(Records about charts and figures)
======

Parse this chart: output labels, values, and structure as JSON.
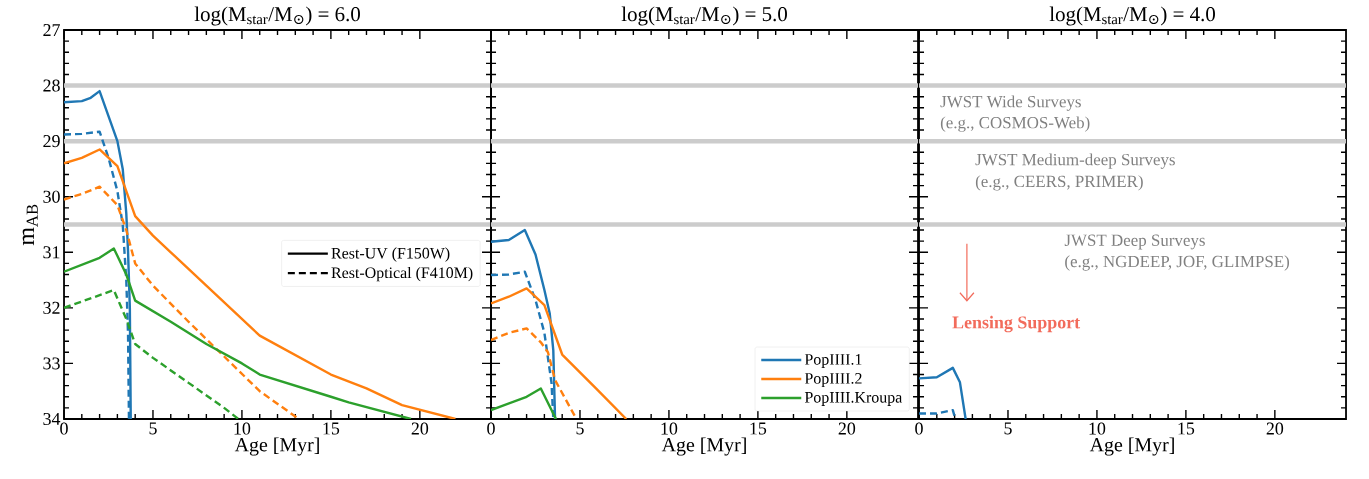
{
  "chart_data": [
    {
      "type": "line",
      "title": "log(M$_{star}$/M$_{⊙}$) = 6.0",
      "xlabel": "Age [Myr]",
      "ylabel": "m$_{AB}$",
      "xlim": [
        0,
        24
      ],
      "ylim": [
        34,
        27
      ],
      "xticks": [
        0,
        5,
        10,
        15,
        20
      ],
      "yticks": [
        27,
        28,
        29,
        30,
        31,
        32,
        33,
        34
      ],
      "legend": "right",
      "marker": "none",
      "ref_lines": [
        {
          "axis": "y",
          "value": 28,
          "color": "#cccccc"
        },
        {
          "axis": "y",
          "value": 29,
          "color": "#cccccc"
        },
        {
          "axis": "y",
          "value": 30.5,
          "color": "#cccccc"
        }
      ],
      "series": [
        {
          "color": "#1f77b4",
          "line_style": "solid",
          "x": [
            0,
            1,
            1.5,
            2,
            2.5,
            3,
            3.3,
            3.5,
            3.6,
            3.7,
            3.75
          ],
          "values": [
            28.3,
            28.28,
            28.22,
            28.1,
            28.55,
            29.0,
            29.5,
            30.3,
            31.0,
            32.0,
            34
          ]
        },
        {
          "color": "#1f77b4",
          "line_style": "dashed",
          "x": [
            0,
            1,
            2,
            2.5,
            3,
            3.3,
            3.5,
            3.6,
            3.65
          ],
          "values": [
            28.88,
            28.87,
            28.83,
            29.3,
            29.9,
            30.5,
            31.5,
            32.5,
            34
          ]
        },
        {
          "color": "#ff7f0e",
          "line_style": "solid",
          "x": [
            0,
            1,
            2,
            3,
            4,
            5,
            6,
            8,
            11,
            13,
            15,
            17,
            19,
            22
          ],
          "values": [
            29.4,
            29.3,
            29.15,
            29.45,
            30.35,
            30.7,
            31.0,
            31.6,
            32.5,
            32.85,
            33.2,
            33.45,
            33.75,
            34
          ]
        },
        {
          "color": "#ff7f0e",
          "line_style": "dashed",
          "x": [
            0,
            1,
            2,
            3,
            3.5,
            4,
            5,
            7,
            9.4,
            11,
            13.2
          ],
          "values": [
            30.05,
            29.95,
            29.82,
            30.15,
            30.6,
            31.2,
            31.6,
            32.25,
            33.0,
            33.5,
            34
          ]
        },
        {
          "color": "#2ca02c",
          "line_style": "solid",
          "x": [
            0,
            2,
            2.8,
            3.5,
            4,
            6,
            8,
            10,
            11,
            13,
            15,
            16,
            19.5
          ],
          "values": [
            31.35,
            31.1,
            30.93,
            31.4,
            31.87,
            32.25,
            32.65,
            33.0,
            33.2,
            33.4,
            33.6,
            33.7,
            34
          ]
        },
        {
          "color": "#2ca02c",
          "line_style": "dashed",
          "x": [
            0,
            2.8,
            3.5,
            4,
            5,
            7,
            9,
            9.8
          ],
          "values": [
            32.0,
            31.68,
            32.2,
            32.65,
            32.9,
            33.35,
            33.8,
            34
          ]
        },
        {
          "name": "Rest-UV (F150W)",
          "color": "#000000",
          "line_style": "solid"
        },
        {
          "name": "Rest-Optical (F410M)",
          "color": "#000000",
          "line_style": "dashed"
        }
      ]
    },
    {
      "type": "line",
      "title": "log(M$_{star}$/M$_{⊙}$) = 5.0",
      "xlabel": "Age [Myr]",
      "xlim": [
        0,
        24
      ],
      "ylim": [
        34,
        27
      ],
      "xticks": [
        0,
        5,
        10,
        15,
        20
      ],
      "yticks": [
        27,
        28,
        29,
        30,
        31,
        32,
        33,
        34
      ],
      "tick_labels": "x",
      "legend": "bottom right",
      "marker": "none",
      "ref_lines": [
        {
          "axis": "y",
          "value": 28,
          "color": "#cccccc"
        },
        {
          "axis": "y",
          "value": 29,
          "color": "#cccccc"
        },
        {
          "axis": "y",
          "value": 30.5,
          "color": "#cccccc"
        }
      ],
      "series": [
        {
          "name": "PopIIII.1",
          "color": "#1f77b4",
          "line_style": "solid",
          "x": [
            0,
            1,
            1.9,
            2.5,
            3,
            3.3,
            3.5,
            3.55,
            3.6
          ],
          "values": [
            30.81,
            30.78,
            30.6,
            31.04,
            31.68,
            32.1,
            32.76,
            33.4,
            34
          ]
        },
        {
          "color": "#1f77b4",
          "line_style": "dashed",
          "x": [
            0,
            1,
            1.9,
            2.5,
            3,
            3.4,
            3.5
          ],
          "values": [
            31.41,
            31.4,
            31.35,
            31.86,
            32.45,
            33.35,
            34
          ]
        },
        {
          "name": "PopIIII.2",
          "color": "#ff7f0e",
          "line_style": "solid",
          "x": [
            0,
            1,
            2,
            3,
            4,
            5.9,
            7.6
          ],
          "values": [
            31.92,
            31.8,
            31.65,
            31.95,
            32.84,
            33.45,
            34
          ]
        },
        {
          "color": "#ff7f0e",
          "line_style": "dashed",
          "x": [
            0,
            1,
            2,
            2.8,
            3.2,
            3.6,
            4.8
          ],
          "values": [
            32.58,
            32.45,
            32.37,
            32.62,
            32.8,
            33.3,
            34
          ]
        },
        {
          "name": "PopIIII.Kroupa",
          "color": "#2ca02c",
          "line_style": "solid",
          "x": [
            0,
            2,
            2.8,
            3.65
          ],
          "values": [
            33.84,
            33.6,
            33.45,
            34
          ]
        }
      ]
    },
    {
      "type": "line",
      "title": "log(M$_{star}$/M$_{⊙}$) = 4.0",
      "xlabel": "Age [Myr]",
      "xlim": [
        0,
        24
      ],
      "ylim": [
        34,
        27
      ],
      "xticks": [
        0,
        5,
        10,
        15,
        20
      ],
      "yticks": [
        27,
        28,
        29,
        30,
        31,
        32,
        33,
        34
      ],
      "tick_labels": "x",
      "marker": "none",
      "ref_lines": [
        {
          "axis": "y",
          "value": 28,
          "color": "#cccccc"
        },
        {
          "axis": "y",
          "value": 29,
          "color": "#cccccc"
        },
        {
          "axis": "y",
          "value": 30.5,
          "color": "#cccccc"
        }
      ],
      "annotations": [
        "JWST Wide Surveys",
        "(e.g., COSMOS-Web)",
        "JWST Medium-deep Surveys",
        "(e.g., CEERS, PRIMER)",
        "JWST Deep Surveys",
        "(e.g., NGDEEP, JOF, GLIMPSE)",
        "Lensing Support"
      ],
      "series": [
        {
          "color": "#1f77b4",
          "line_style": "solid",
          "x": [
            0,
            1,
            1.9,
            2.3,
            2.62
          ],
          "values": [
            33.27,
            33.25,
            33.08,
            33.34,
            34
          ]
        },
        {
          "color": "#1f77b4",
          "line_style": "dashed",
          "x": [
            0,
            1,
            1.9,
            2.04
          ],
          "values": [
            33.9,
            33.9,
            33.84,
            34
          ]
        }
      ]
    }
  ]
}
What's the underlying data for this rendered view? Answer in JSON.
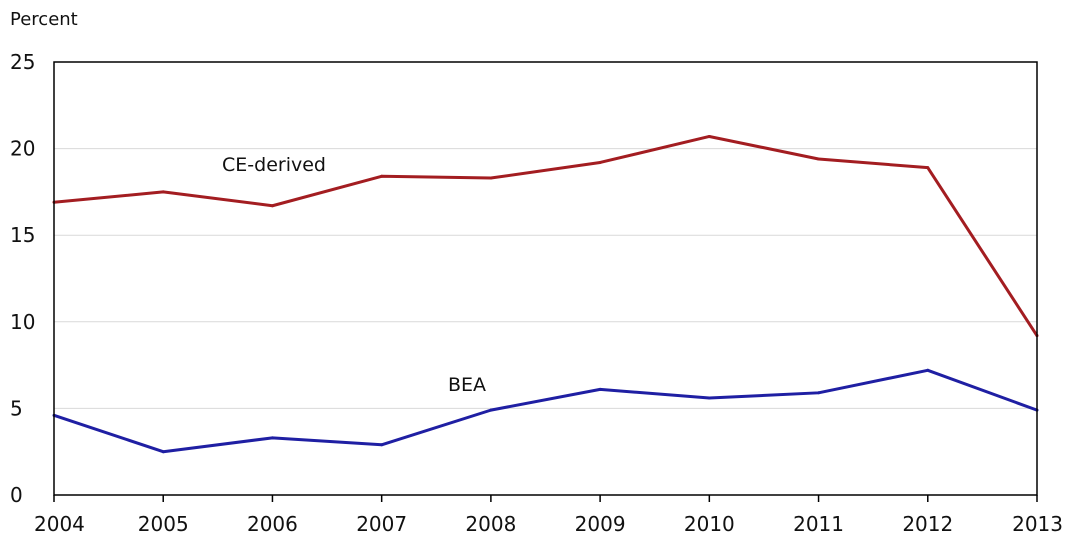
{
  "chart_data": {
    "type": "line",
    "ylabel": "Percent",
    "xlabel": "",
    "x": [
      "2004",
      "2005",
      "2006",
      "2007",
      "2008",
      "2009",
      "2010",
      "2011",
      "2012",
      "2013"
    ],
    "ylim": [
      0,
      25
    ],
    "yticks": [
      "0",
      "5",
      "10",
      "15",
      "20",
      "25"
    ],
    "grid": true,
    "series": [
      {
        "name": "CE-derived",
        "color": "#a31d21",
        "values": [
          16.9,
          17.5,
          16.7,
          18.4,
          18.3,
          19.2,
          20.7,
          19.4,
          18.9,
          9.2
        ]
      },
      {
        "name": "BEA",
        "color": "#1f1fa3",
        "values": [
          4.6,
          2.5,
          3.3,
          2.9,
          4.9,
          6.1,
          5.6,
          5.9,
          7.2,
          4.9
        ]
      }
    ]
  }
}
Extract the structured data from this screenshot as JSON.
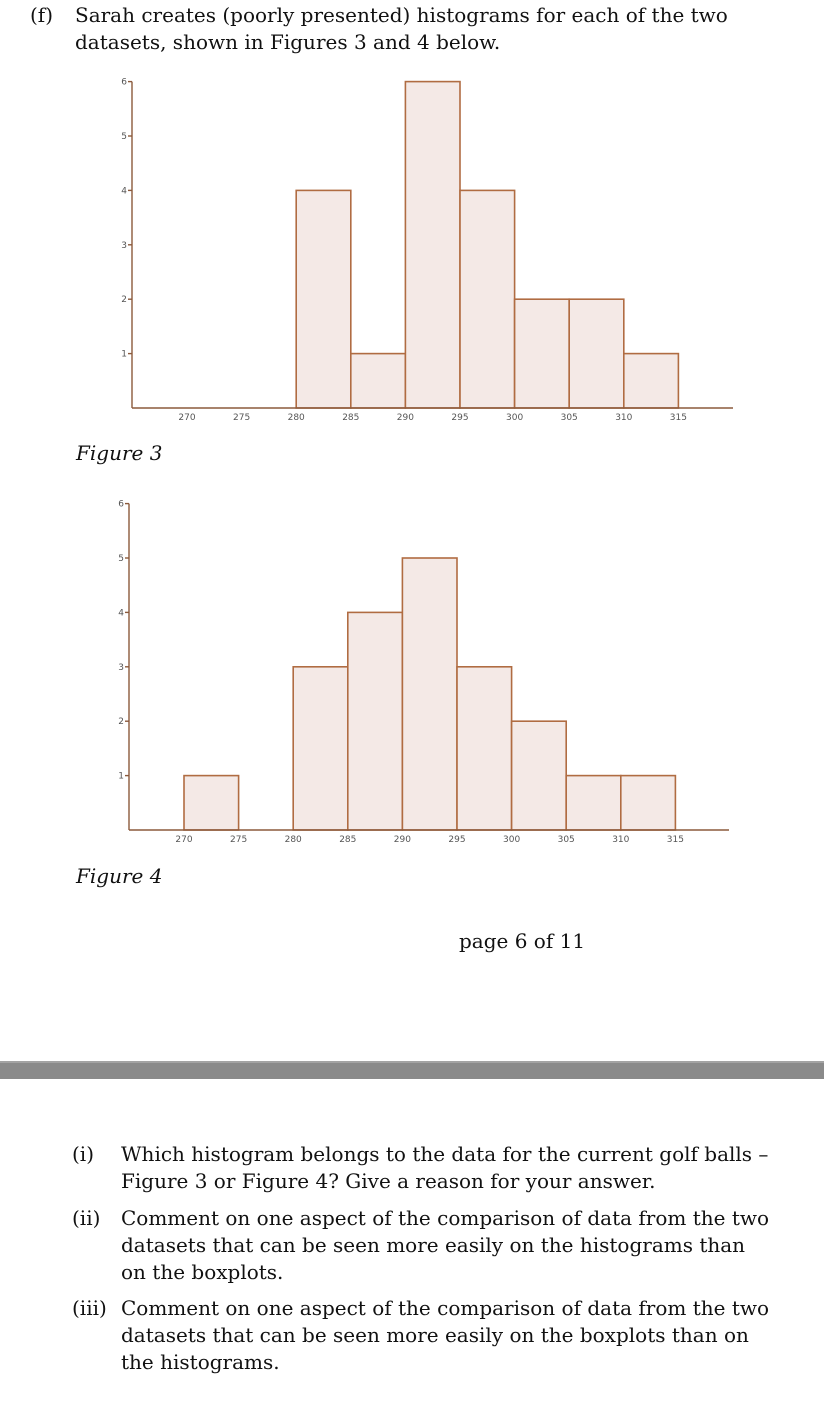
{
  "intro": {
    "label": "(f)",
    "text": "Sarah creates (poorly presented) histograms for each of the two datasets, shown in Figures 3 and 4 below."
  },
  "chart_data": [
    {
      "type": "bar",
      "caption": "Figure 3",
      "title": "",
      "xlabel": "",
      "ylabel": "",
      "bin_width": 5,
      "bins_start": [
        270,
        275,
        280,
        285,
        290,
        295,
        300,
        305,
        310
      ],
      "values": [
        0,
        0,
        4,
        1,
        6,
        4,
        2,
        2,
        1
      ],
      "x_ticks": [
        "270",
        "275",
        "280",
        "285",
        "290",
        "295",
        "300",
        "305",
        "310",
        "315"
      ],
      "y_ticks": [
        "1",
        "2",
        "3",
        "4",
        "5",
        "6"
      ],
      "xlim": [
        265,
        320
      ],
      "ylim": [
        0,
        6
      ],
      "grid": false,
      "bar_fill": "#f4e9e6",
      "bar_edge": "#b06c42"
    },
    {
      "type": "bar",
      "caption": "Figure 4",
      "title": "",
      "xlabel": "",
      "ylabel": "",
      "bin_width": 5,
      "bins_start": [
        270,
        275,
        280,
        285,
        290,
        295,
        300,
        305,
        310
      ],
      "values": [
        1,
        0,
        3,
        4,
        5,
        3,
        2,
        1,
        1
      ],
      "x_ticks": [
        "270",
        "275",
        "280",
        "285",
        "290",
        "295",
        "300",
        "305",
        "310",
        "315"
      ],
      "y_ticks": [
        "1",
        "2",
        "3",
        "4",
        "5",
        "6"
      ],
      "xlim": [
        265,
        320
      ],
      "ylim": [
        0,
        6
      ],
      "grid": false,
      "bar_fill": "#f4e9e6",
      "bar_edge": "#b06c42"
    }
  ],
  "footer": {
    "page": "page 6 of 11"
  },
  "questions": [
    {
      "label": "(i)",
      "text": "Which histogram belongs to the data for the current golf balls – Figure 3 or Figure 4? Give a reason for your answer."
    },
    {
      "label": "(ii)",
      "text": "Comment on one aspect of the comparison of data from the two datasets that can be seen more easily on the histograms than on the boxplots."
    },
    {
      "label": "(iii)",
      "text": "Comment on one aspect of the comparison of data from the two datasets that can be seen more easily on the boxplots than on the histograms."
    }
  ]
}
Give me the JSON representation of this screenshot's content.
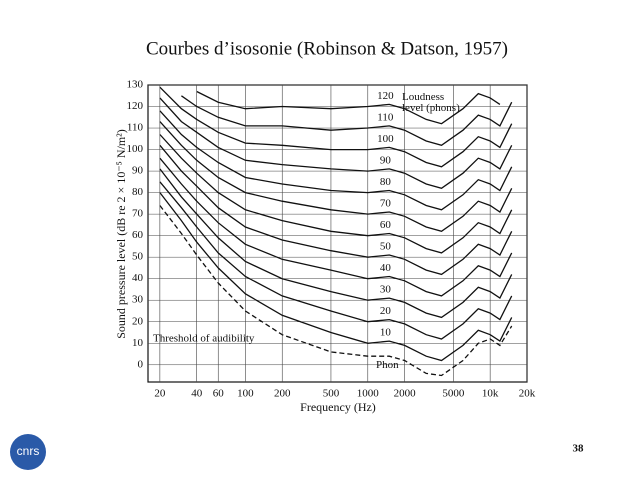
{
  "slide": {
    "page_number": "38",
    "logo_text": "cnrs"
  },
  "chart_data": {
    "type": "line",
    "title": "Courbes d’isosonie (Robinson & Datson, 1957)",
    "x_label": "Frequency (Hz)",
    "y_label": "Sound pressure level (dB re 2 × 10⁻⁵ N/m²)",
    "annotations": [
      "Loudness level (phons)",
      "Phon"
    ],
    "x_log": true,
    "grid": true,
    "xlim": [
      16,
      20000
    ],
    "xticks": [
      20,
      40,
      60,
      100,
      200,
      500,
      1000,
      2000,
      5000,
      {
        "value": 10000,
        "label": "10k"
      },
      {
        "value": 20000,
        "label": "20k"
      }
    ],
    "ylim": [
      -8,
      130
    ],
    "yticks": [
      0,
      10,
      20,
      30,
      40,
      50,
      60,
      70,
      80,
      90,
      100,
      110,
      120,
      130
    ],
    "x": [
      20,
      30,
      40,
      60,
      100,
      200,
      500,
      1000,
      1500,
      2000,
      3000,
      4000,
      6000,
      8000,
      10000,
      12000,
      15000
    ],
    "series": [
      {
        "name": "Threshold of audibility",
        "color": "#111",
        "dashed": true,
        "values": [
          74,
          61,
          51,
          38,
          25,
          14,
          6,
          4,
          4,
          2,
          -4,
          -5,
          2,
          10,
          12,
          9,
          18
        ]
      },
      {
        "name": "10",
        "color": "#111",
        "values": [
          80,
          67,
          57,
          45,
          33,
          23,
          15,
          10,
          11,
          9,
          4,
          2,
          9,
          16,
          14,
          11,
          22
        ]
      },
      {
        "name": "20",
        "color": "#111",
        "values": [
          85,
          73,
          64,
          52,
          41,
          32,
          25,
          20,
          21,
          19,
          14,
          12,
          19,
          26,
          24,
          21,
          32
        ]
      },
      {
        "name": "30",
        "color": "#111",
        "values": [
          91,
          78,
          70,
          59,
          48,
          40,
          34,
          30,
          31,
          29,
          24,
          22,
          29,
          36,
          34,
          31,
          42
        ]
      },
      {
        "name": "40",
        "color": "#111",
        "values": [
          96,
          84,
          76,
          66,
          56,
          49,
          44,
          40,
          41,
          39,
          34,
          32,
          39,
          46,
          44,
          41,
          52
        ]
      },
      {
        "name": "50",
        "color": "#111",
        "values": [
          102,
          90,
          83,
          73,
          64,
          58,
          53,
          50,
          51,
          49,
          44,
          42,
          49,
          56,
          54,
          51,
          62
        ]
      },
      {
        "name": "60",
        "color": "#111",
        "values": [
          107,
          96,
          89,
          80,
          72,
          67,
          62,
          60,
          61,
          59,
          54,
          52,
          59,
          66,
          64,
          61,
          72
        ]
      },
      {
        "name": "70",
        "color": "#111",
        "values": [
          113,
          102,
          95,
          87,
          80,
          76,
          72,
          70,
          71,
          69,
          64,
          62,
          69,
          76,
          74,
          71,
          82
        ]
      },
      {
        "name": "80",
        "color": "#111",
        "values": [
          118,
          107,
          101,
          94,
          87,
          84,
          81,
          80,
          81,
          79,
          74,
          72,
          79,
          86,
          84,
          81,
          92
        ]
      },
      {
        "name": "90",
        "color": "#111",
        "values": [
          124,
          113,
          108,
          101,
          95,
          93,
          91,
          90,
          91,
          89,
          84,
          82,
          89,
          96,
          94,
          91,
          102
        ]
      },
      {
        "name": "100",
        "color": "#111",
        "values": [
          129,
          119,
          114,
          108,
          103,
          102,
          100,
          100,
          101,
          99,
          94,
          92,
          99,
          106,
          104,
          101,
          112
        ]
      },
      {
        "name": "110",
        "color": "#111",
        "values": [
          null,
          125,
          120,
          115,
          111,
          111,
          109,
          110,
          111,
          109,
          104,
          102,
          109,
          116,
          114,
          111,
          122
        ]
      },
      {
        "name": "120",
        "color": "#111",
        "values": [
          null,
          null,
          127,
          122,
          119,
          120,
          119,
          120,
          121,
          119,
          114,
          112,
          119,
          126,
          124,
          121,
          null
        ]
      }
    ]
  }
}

======

TASK INSTRUCTIONS: Search the data for "Rest" and list every line in which it occurs.

SOLUTION TO THE EXERCISE:
          "name": "Rest-UV (F150W)",
          "name": "Rest-Optical (F410M)",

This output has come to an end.